練習問題:
1 - 通信制高校についての本文抜粋のうち、「(ただし、通信制高校は、これにスクーリングが加わります)」から下の「塾ですから通信制高校とは別途の費用が必要となります。」までを、一字も変えずに打ち直してください。
2 - 通信制高校についての本文抜粋によると、サポート校にも通う生徒の卒業率は普通どのくらいですか。

本文抜粋:
通信教育の特徴は、教材を自宅で自習し、国家試験などのテストに合格することです。

通信制高校も基本は巷の通信教育と同じです。
「自宅で自習し」レポートを提出し、単位認定試験に合格するのですから。
(ただし、通信制高校は、これにスクーリングが加わります)

言うなれば高校の通信制課程で学ぶのは実質的に全員が在宅コースという状態だったわけです。

しかし、ひとりで学習を続けるのは大人でもやる気を維持するのが難しいです。
通信制高校を3年間で卒業できる生徒は、半数以下でした。
そこで2000年前後から「サポート校」と呼ばれる教育施設が増えてきました。

これは通信制高校から委託を受け、通信制の生徒に学習や進路指導を行う、塾のような存在です。
(実際、塾が副業的に昼間の空いている時間を利用するケースが多くあります)
塾ですから通信制高校とは別途の費用が必要となります。

しかし費用は高くなっても効果は抜群でした。
サポート校にも通う生徒の卒業率は90%を超えるのが普通です。
だから通信制高校の生徒が増え、サポート校も増えてきた、という歴史があります。

さて、ここで生徒の需要が二つの層に分かれることになります。

データ一覧:
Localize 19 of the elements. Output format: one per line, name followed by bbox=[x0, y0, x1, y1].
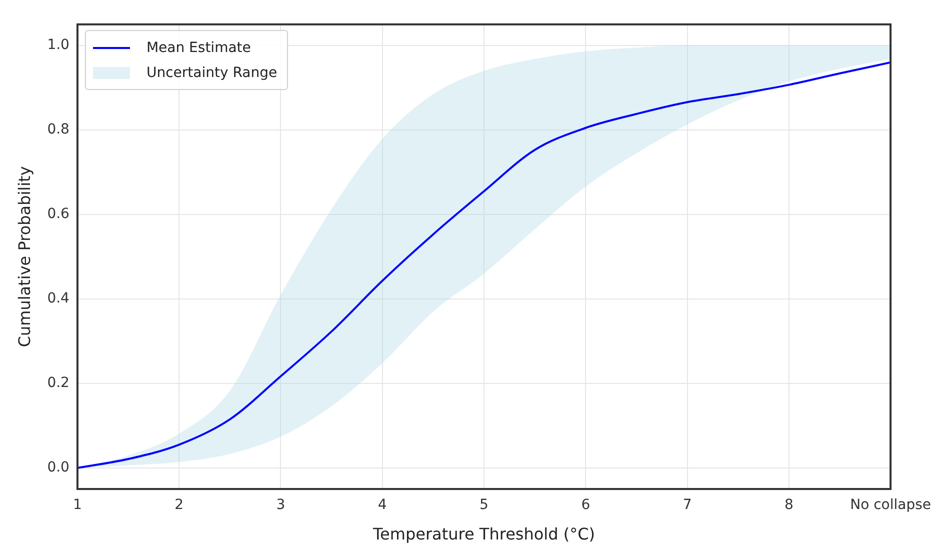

解答一覧:
1 -
(ただし、通信制高校は、これにスクーリングが加わります)

言うなれば高校の通信制課程で学ぶのは実質的に全員が在宅コースという状態だったわけです。

しかし、ひとりで学習を続けるのは大人でもやる気を維持するのが難しいです。
通信制高校を3年間で卒業できる生徒は、半数以下でした。
そこで2000年前後から「サポート校」と呼ばれる教育施設が増えてきました。

これは通信制高校から委託を受け、通信制の生徒に学習や進路指導を行う、塾のような存在です。
(実際、塾が副業的に昼間の空いている時間を利用するケースが多くあります)
塾ですから通信制高校とは別途の費用が必要となります。

2 - 90%を超えるのが普通です。